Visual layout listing
----
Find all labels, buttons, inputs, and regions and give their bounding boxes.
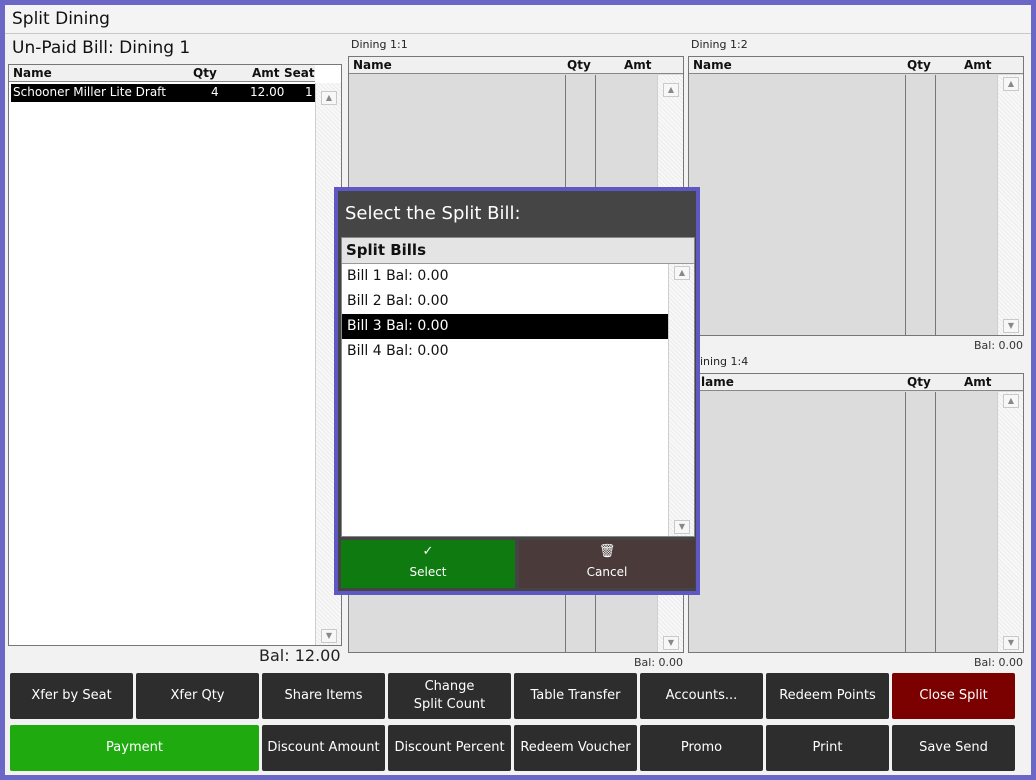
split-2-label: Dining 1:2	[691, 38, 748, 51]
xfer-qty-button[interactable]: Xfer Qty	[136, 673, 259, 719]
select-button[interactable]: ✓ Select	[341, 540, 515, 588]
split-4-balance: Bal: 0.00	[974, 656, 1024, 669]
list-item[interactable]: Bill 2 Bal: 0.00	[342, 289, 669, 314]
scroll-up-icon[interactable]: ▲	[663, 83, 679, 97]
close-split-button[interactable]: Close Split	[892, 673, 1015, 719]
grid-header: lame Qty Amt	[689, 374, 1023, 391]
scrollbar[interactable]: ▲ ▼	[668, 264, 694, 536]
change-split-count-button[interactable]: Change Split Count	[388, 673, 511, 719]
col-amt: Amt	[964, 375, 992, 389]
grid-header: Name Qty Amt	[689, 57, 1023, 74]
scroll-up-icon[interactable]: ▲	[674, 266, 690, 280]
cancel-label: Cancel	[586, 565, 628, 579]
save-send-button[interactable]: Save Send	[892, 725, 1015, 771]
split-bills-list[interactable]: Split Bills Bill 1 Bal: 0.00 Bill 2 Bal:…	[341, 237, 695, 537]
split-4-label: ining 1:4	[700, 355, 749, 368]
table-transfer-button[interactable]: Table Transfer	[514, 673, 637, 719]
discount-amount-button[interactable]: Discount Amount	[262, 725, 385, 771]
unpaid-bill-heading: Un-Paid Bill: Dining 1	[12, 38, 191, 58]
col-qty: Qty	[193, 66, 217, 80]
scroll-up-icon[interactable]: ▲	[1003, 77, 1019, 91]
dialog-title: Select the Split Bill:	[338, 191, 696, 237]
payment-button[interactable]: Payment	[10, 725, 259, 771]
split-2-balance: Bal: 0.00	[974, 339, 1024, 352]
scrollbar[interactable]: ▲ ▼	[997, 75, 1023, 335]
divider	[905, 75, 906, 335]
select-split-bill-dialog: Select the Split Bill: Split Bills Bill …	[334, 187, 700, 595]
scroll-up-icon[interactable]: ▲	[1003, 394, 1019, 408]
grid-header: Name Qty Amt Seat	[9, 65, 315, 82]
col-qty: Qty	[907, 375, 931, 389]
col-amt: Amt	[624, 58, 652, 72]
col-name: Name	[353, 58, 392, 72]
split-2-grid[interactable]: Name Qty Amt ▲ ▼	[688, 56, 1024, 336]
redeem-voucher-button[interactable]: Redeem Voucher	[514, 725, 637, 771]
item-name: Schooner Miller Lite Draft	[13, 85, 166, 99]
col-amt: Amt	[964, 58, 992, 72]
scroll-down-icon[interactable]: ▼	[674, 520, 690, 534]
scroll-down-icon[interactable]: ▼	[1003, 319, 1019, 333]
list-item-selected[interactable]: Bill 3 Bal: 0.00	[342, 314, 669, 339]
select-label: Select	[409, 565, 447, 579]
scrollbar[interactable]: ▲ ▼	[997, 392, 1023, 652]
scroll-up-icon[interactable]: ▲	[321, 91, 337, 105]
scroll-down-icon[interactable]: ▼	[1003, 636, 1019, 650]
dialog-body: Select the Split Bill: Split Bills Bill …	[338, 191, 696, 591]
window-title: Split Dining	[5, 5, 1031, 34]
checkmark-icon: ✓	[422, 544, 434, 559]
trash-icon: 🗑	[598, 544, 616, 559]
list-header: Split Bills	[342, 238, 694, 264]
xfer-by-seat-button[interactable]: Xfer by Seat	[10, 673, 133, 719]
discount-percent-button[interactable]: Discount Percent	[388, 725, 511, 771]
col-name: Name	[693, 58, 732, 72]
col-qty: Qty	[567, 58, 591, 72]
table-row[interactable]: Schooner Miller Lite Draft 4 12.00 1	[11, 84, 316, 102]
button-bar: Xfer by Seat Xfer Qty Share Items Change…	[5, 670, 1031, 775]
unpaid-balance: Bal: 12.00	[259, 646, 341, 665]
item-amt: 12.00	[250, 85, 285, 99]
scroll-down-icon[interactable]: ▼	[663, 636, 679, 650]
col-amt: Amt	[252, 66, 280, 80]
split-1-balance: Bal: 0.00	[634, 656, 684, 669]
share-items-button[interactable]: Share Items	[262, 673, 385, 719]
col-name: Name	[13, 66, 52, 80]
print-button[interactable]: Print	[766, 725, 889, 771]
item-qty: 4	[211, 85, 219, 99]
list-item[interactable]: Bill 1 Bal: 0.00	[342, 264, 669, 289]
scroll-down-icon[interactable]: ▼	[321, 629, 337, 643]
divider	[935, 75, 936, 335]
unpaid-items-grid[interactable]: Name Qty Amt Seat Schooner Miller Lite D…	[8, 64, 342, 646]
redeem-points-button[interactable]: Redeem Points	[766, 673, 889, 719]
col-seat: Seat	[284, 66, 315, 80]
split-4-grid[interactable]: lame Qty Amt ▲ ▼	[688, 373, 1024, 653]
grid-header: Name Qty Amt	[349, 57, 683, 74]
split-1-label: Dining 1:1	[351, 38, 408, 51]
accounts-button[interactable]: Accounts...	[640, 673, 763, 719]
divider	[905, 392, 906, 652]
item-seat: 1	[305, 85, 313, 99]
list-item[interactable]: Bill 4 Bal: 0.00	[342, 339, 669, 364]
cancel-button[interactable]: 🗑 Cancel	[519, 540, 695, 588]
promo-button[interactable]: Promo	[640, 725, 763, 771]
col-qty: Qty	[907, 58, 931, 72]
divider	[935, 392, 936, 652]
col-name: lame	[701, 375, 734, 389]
----
- _Aim_
Can you turn the lines of the listing from the one with "38, 748, 51]" through the one with "83, 679, 97]" into a numbered list, skipping any blank lines?

- _Answer for the task_
1. split-2-label: Dining 1:2	[691, 38, 748, 51]
2. xfer-qty-button[interactable]: Xfer Qty	[136, 673, 259, 719]
3. select-button[interactable]: ✓ Select	[341, 540, 515, 588]
4. split-4-balance: Bal: 0.00	[974, 656, 1024, 669]
5. list-item[interactable]: Bill 2 Bal: 0.00	[342, 289, 669, 314]
6. scroll-up-icon[interactable]: ▲	[663, 83, 679, 97]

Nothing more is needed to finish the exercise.